## start Available records
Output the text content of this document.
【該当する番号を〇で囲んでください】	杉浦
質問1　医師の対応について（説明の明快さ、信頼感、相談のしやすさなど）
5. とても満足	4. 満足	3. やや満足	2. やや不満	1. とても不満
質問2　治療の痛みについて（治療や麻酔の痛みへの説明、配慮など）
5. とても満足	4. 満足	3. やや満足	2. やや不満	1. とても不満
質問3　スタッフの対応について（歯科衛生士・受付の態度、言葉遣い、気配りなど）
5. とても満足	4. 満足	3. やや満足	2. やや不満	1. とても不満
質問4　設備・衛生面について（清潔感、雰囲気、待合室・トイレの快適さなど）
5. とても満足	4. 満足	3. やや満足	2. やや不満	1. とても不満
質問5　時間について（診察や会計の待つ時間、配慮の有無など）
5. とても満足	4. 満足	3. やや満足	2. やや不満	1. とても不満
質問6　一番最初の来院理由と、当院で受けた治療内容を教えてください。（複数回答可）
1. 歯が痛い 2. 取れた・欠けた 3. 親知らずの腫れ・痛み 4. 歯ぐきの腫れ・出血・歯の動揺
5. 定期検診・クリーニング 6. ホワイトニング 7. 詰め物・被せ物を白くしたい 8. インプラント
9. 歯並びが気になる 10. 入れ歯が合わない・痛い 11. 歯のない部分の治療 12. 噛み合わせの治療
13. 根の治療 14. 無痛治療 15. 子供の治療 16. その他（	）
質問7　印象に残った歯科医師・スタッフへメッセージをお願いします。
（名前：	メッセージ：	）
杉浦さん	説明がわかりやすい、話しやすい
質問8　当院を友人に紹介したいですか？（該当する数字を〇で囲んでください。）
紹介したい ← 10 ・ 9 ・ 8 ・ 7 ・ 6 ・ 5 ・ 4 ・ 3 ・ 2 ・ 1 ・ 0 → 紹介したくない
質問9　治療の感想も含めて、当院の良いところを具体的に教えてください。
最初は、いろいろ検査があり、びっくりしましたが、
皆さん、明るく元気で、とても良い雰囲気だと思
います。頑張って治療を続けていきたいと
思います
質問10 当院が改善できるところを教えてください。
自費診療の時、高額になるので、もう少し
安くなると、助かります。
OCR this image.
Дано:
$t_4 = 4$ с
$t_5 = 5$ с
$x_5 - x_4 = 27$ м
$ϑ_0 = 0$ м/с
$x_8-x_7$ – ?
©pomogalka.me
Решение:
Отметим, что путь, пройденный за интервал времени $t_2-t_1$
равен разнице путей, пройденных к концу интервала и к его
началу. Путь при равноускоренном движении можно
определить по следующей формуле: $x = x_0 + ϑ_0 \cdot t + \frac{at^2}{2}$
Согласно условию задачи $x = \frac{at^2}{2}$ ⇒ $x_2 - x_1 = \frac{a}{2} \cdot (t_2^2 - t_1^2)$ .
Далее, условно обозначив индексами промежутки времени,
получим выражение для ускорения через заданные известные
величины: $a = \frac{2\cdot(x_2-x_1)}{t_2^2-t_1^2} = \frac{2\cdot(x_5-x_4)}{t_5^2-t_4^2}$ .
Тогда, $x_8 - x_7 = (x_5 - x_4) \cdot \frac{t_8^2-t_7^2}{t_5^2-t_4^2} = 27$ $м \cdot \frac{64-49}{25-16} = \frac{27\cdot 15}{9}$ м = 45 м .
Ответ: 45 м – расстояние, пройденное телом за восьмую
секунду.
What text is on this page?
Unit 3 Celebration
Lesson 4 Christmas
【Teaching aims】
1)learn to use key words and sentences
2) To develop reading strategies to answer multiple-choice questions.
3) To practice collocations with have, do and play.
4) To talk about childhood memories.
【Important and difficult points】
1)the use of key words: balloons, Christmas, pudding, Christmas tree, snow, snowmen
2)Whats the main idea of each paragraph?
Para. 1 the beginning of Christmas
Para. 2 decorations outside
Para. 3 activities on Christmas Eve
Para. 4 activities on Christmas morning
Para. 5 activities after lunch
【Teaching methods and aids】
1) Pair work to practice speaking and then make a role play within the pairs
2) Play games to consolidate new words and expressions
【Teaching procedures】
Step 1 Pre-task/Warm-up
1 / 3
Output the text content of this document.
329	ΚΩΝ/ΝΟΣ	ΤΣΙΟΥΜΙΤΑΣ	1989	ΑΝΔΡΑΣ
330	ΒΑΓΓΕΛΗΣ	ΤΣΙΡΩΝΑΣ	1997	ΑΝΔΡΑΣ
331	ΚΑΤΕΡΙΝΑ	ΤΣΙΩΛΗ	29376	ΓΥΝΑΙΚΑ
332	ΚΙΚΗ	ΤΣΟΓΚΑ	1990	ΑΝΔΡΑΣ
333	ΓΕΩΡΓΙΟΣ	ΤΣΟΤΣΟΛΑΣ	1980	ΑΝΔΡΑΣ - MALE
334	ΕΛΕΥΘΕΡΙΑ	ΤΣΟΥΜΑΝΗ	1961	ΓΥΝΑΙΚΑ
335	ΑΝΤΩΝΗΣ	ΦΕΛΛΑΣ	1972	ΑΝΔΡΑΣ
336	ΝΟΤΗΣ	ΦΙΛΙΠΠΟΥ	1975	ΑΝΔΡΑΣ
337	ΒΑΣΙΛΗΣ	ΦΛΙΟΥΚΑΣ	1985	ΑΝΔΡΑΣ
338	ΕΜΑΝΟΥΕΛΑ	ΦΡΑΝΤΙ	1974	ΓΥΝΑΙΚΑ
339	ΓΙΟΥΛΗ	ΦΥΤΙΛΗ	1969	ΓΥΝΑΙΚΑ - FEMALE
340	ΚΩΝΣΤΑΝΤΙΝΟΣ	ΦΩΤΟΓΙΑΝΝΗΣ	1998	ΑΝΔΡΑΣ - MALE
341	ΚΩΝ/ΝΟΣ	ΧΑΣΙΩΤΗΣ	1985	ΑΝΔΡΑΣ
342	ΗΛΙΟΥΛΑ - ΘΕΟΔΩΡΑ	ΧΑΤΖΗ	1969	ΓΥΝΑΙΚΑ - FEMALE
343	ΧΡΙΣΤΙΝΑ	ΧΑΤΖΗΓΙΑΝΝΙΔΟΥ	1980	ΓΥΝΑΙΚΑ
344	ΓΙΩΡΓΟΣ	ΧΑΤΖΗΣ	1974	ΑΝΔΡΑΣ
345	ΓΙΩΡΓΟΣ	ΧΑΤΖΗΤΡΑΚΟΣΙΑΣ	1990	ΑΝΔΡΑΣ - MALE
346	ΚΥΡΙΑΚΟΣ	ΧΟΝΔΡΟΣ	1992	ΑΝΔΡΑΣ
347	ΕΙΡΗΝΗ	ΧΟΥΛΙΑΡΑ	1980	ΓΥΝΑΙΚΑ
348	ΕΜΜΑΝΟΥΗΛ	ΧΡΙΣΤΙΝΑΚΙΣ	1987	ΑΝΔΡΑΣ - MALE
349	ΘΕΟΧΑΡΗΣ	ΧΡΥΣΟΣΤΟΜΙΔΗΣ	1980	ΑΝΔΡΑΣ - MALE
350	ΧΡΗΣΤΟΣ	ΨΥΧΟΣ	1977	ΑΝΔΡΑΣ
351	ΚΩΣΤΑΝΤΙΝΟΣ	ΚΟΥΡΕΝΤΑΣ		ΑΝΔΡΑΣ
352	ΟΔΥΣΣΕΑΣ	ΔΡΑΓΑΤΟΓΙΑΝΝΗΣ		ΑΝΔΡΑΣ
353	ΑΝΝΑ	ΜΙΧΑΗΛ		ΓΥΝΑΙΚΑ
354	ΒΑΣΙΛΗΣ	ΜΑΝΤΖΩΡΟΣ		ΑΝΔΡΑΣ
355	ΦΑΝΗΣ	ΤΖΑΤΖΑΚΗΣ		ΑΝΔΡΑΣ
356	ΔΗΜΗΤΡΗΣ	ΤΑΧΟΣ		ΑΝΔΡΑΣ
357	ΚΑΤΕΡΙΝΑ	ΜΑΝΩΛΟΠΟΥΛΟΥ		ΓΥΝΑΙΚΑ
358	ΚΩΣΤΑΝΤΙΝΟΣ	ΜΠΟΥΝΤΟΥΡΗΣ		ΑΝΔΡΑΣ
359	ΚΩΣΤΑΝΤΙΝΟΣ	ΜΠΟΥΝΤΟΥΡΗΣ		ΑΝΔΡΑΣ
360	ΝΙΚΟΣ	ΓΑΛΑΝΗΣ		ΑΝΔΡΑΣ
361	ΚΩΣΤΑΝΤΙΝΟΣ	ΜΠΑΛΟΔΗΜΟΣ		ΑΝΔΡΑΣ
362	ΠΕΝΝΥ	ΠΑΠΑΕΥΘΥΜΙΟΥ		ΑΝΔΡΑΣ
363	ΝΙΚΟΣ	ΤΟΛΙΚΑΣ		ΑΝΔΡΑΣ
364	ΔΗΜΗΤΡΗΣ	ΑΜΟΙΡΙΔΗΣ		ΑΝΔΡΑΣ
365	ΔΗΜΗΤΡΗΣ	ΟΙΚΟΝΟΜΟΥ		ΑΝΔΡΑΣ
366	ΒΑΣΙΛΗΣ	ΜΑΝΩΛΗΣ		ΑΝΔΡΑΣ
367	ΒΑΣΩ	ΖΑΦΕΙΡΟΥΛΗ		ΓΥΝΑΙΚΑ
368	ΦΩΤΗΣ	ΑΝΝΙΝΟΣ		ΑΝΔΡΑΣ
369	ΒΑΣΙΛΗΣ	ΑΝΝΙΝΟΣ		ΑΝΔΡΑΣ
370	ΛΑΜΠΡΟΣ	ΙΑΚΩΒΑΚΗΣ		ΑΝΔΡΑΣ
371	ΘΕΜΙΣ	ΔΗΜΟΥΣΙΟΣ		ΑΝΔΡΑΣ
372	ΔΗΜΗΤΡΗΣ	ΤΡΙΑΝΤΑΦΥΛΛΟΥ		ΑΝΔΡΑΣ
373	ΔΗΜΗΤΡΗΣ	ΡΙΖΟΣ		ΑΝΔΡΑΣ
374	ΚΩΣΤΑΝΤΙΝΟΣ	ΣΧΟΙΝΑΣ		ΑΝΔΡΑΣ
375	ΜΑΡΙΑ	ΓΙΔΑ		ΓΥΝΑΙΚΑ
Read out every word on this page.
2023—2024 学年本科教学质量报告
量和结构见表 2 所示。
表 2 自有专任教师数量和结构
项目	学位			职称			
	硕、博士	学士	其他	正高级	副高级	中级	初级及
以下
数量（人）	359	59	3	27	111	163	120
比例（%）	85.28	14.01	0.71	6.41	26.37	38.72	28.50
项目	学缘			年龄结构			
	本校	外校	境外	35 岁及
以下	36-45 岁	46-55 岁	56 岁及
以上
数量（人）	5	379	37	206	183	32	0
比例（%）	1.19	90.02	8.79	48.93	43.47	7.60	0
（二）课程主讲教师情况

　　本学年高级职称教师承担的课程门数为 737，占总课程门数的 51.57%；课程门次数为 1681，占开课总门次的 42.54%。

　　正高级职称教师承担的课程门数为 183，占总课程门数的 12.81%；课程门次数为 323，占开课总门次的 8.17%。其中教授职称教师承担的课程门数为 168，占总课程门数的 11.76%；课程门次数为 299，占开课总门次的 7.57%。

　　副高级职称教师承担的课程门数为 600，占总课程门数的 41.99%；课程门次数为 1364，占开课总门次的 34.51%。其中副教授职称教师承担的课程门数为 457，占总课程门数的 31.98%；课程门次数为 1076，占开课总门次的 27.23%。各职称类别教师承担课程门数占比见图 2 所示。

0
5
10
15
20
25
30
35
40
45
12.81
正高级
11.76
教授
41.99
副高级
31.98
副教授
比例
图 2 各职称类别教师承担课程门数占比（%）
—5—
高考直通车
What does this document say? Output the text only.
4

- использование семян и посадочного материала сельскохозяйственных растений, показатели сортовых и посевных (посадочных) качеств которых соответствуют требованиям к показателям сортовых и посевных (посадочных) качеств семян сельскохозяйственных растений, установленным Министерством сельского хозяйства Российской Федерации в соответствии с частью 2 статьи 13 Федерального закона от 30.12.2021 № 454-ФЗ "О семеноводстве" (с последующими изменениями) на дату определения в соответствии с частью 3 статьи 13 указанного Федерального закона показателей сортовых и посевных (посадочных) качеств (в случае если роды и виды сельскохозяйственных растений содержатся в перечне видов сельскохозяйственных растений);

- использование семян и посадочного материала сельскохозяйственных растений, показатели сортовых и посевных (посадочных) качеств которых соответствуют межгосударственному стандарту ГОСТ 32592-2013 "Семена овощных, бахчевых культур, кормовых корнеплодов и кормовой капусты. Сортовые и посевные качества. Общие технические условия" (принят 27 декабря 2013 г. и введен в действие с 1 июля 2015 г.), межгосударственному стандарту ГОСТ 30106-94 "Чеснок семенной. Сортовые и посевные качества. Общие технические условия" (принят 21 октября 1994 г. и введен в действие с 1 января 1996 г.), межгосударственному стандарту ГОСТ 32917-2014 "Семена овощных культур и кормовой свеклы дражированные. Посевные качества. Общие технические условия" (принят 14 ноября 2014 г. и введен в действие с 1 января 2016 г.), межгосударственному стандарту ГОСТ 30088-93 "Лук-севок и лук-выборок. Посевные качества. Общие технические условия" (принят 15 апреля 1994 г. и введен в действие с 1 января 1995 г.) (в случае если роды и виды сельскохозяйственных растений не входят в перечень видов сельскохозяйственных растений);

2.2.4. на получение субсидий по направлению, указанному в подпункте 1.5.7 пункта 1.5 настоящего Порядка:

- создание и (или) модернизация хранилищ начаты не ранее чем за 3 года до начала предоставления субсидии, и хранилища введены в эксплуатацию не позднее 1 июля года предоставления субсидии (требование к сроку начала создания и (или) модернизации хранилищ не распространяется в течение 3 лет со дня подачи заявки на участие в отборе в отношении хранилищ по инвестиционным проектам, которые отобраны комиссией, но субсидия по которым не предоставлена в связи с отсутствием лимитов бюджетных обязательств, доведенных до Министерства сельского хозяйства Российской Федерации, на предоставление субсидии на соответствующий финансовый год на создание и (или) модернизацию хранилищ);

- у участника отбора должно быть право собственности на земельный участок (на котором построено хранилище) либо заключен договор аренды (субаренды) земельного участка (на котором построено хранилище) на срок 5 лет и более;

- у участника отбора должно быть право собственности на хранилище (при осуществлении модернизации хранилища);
## end Available records
• **Required task**:
Report the number of lines that include the string "сельского"; return nothing but the count.

• **Exercise answer**:
2